Огородников, получив удары своим же оружием, с криками бросился бежать и скрылся на лестнице.

Через некоторое время, он, бывший пьяным, вышел на улицу, был встречен мною и, несмотря на сопротивление, задержан мною в автомобиле, в котором он хотел скрыться от меня, и при помощи полицейского доставлен в комиссариат участка Св. Филиппа дю Руль. В участке Огородников бранился по-русски и угрожал мне, что я буду уничтожен...

Настоящее происшествие я рассматриваю как нападение советского агента на чина церковной администрации, каковым являюсь я, причем нападение это совершено на территории церковной усадьбы, где таким образом члены церковного управления, признаваемого французской властью, не являются в безопасности.

Я желаю получить разрешение на ношение оружия, так как живу один в коридоре, где обитают только два большевика - Соколовский и Огородников - и где у них по четвергам бывают сборища своих единомышленников".

Этот инцидент ускорил выселение советских агентов с церковной территории, а 5 апреля 1928 г. 3-я камера Гражданского суда департамента Сена постановила, что существующая община православных верующих "в качестве юридического лица, признанного законом, имеет одна право владения вышеуказанным имуществом", то есть зданием церкви на улице Дарю и окружающим ее земельным участком. Так что дед Тихон продолжал сражаться с большевиками в Париже не напрасно...

§

### ЗАДАЧИ
a) Какого числа 3-я камера Гражданского суда департамента Сена вынесла постановление согласно тексту об инциденте с Огородниковым?
b) Воспроизведите без изменений фрагмент текста об инциденте с Огородниковым, начиная со слов "Я желаю получить" и далее вплоть до слов "Париже не напрасно...".
c) Продолжите текст об инциденте с Огородниковым, начав сразу после его последнего предложения.

§

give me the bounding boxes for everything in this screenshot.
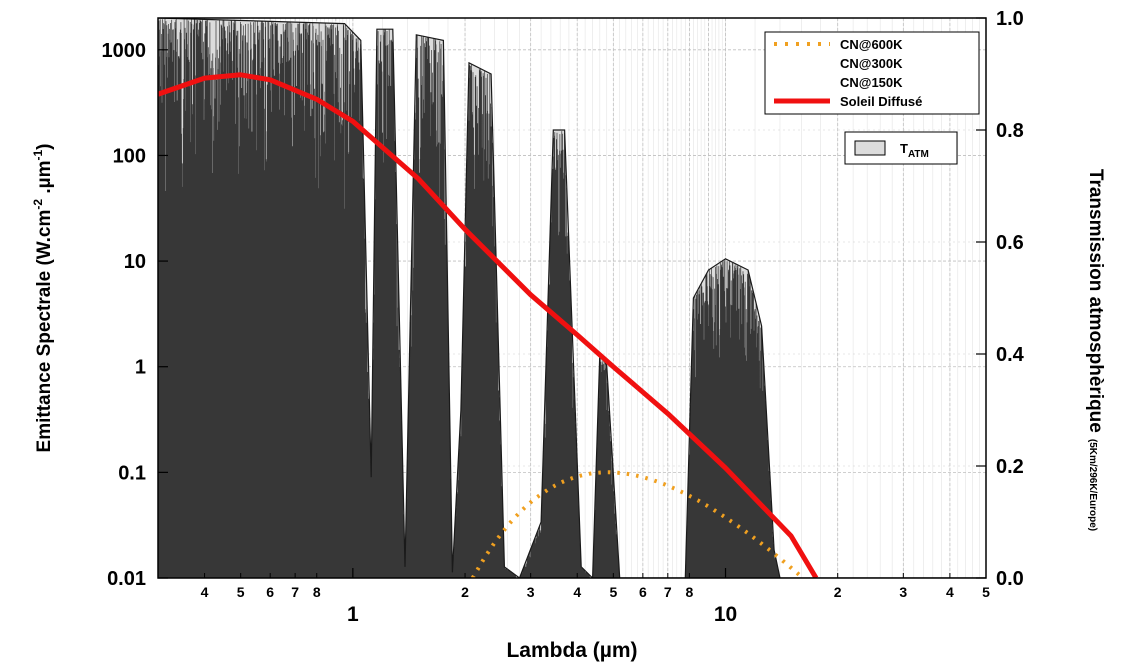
x-minor-tick-label: 7 bbox=[664, 584, 672, 600]
y-left-axis-title-main: Emittance Spectrale (W.cm bbox=[34, 210, 55, 453]
x-minor-tick-label: 5 bbox=[982, 584, 990, 600]
y-right-tick-label: 1.0 bbox=[996, 8, 1024, 30]
y-left-axis-title-sup2: -1 bbox=[31, 150, 45, 161]
y-left-tick-label: 0.1 bbox=[118, 462, 146, 484]
legend-label-soleil-diffuse: Soleil Diffusé bbox=[840, 94, 922, 109]
y-right-tick-label: 0.4 bbox=[996, 344, 1025, 366]
x-minor-tick-label: 3 bbox=[899, 584, 907, 600]
legend-box bbox=[764, 31, 980, 115]
series-line-cn-600k bbox=[470, 470, 805, 578]
x-minor-tick-label: 5 bbox=[237, 584, 245, 600]
x-minor-tick-label: 3 bbox=[527, 584, 535, 600]
y-left-tick-label: 10 bbox=[124, 251, 146, 273]
x-major-tick-label: 10 bbox=[714, 603, 737, 626]
x-minor-tick-label: 8 bbox=[686, 584, 694, 600]
y-right-tick-label: 0.0 bbox=[996, 568, 1024, 590]
y-left-tick-label: 1 bbox=[135, 357, 146, 379]
x-minor-tick-label: 4 bbox=[573, 584, 581, 600]
legend-label-tatm-main: T bbox=[900, 141, 908, 156]
transmission-outline bbox=[158, 18, 986, 578]
x-minor-tick-label: 2 bbox=[834, 584, 842, 600]
y-right-axis-title-note: (5Km/296K/Europe) bbox=[1087, 439, 1098, 531]
x-minor-tick-label: 7 bbox=[291, 584, 299, 600]
y-left-axis-title: Emittance Spectrale (W.cm-2 .µm-1) bbox=[31, 144, 55, 453]
legend: CN@600K CN@300K CN@150K Soleil Diffusé T… bbox=[764, 31, 980, 165]
series-line-soleil-diffus- bbox=[158, 72, 819, 578]
y-right-axis-title-main: Transmission atmosphèrique bbox=[1085, 169, 1106, 433]
y-right-tick-label: 0.2 bbox=[996, 456, 1024, 478]
x-minor-tick-label: 6 bbox=[266, 584, 274, 600]
x-minor-tick-label: 4 bbox=[201, 584, 209, 600]
y-left-tick-label: 0.01 bbox=[107, 568, 146, 590]
x-major-tick-label: 1 bbox=[347, 603, 359, 626]
y-left-tick-label: 100 bbox=[113, 145, 146, 167]
x-axis-title: Lambda (µm) bbox=[506, 639, 637, 662]
x-minor-tick-label: 5 bbox=[609, 584, 617, 600]
legend-label-tatm: TATM bbox=[900, 141, 929, 160]
legend-label-cn600k: CN@600K bbox=[840, 37, 903, 52]
x-minor-tick-label: 8 bbox=[313, 584, 321, 600]
y-left-tick-label: 1000 bbox=[102, 40, 147, 62]
transmission-spectral-lines bbox=[158, 18, 780, 578]
y-left-axis-title-end: ) bbox=[34, 144, 55, 150]
legend-label-cn150k: CN@150K bbox=[840, 75, 903, 90]
y-right-tick-label: 0.8 bbox=[996, 120, 1024, 142]
legend-label-tatm-sub: ATM bbox=[908, 149, 929, 160]
x-minor-tick-label: 4 bbox=[946, 584, 954, 600]
plot-frame bbox=[157, 17, 987, 579]
axis-ticks: 1 104 5 6 7 8 2 3 4 5 6 7 8 2 3 4 50.010.111010010000.00… bbox=[102, 8, 1025, 626]
y-right-axis-title: Transmission atmosphèrique (5Km/296K/Euro… bbox=[1085, 169, 1106, 531]
y-left-axis-title-sup1: -2 bbox=[31, 199, 45, 210]
legend-label-cn300k: CN@300K bbox=[840, 56, 903, 71]
y-right-tick-label: 0.6 bbox=[996, 232, 1024, 254]
x-minor-tick-label: 2 bbox=[461, 584, 469, 600]
legend-swatch-tatm bbox=[854, 140, 886, 156]
emittance-series bbox=[158, 72, 819, 578]
y-left-axis-title-mid: .µm bbox=[34, 161, 55, 199]
x-minor-tick-label: 6 bbox=[639, 584, 647, 600]
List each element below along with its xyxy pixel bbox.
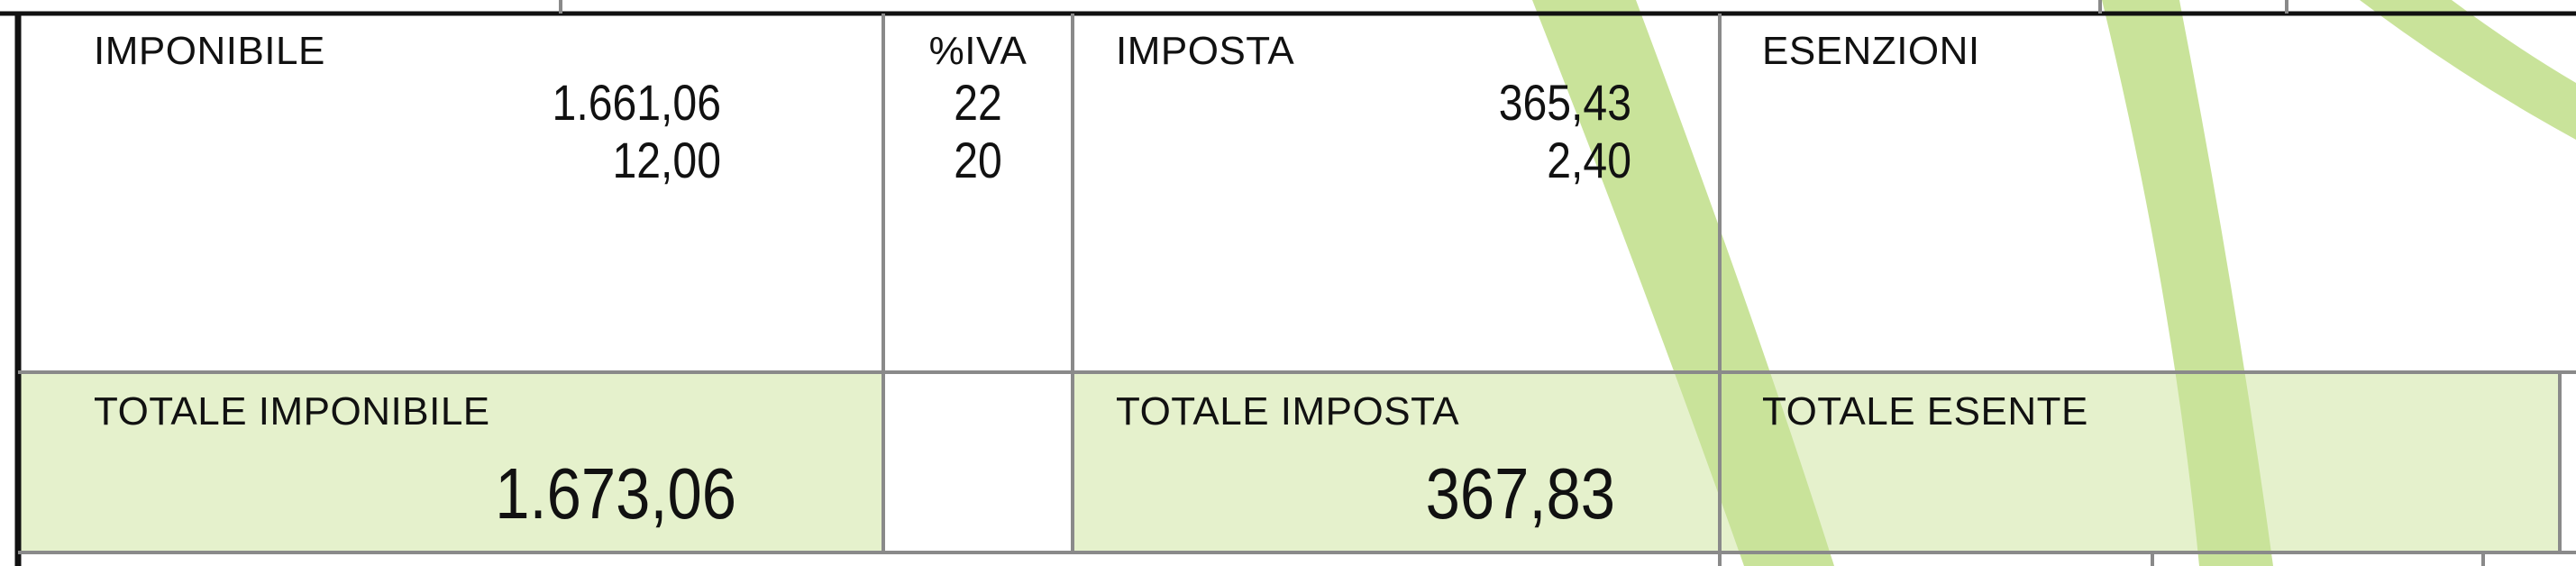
- header-esenzioni: ESENZIONI: [1762, 29, 1980, 73]
- imponibile-row-2: 12,00: [612, 132, 721, 188]
- iva-row-2: 20: [954, 132, 1002, 188]
- header-imponibile: IMPONIBILE: [94, 29, 325, 73]
- header-imposta: IMPOSTA: [1116, 29, 1295, 73]
- total-imposta-label: TOTALE IMPOSTA: [1116, 389, 1460, 434]
- imposta-row-2: 2,40: [1547, 132, 1631, 188]
- imponibile-row-1: 1.661,06: [552, 74, 721, 131]
- total-imponibile-value: 1.673,06: [495, 453, 736, 534]
- iva-column: 22 20: [906, 74, 1050, 189]
- total-imponibile-fill: [20, 373, 882, 552]
- total-esente-value: [2124, 451, 2434, 537]
- imposta-column: 365,43 2,40: [1271, 74, 1631, 189]
- total-imponibile-label: TOTALE IMPONIBILE: [94, 389, 490, 434]
- imposta-row-1: 365,43: [1498, 74, 1631, 131]
- total-esente-label: TOTALE ESENTE: [1762, 389, 2088, 434]
- imponibile-column: 1.661,06 12,00: [361, 74, 721, 189]
- header-iva-percent: %IVA: [928, 29, 1028, 73]
- total-imposta-value: 367,83: [1425, 453, 1615, 534]
- green-swoosh-watermark-icon: [1532, 0, 2576, 566]
- grid-lines: [18, 0, 2576, 566]
- iva-row-1: 22: [954, 74, 1002, 131]
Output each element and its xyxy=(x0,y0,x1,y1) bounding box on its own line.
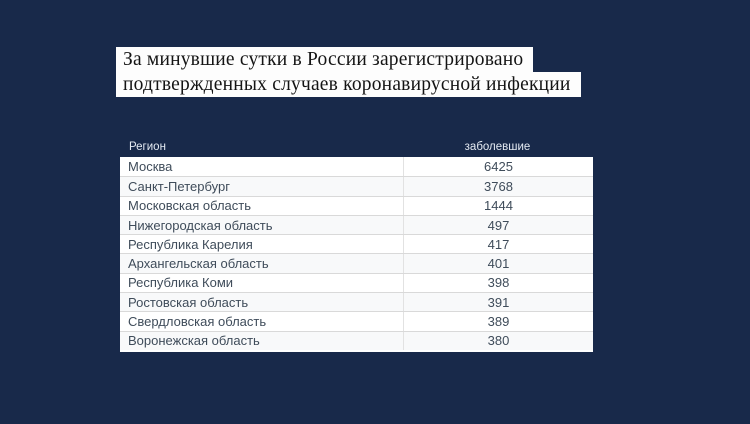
table-row: Московская область 1444 xyxy=(120,195,593,215)
region-cell: Москва xyxy=(128,159,173,175)
cases-cell: 3768 xyxy=(403,177,593,196)
region-cell: Нижегородская область xyxy=(128,217,273,233)
cases-cell: 398 xyxy=(403,273,593,293)
cases-cell: 401 xyxy=(403,254,593,273)
table-body: Москва 6425 Санкт-Петербург 3768 Московс… xyxy=(120,157,593,352)
title-line-2: подтвержденных случаев коронавирусной ин… xyxy=(116,72,581,97)
region-cell: Свердловская область xyxy=(128,314,267,330)
table-row: Республика Карелия 417 xyxy=(120,234,593,254)
region-cell: Республика Карелия xyxy=(128,236,253,252)
table-row: Ростовская область 391 xyxy=(120,292,593,312)
region-cell: Воронежская область xyxy=(128,333,260,349)
header-region-label: Регион xyxy=(129,140,166,153)
regions-table: Регион заболевшие Москва 6425 Санкт-Пете… xyxy=(120,136,593,352)
region-cell: Санкт-Петербург xyxy=(128,178,230,194)
cases-cell: 497 xyxy=(403,215,593,235)
cases-cell: 380 xyxy=(403,331,593,350)
table-row: Республика Коми 398 xyxy=(120,272,593,293)
region-cell: Ростовская область xyxy=(128,294,249,310)
region-cell: Республика Коми xyxy=(128,275,234,291)
cases-cell: 1444 xyxy=(403,196,593,215)
region-cell: Архангельская область xyxy=(128,256,269,272)
region-cell: Московская область xyxy=(128,198,252,214)
table-header: Регион заболевшие xyxy=(120,136,593,157)
cases-cell: 6425 xyxy=(403,157,593,177)
table-row: Москва 6425 xyxy=(120,157,593,177)
table-row: Свердловская область 389 xyxy=(120,311,593,331)
cases-cell: 417 xyxy=(403,235,593,254)
cases-cell: 391 xyxy=(403,293,593,312)
title-block: За минувшие сутки в России зарегистриров… xyxy=(116,47,581,97)
table-row: Нижегородская область 497 xyxy=(120,214,593,235)
header-cases-label: заболевшие xyxy=(464,140,531,153)
cases-cell: 389 xyxy=(403,312,593,331)
title-line-1: За минувшие сутки в России зарегистриров… xyxy=(116,47,534,72)
table-row: Воронежская область 380 xyxy=(120,330,593,350)
table-row: Санкт-Петербург 3768 xyxy=(120,176,593,196)
table-row: Архангельская область 401 xyxy=(120,253,593,273)
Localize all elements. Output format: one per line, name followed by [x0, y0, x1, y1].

§

### РЕШЁННЫЕ ЗАДАЧИ
a) 5 апреля 1928 г.

b)
Я желаю получить разрешение на ношение оружия, так как живу один в коридоре, где обитают только два большевика - Соколовский и Огородников - и где у них по четвергам бывают сборища своих единомышленников".

Этот инцидент ускорил выселение советских агентов с церковной территории, а 5 апреля 1928 г. 3-я камера Гражданского суда департамента Сена постановила, что существующая община православных верующих "в качестве юридического лица, признанного законом, имеет одна право владения вышеуказанным имуществом", то есть зданием церкви на улице Дарю и окружающим ее земельным участком. Так что дед Тихон продолжал сражаться с большевиками в Париже не напрасно...

c)
Говорят, что несмотря на свою жесткость, он был веселым человеком и его шуточки вспоминают до сих пор. Когда, например, после эвакуации из России часть эмигрантских приходов перешла под омофор греческой патриархии - родоначальницы православной ортодоксии - дед Тихон заметил: "Русскую церковь послали к матушке, а сами побежали к такой-то бабушке"...

Каждый раз, когда я бываю в Париже, я прихожу на русское кладбище в Сент - Женевьев де Буа к скромной могиле моего дальнего родственника - деда Тихона. Старенький кладбищенский священник служит панихиду, а я кладу на могилу горстку взятой с собой русской земли, букет цветов и какую - нибудь открытку с видом России - привет с Родины. А вот последний приют моего родного деда Евгения - хоть и на родной земле, да известен только Господу...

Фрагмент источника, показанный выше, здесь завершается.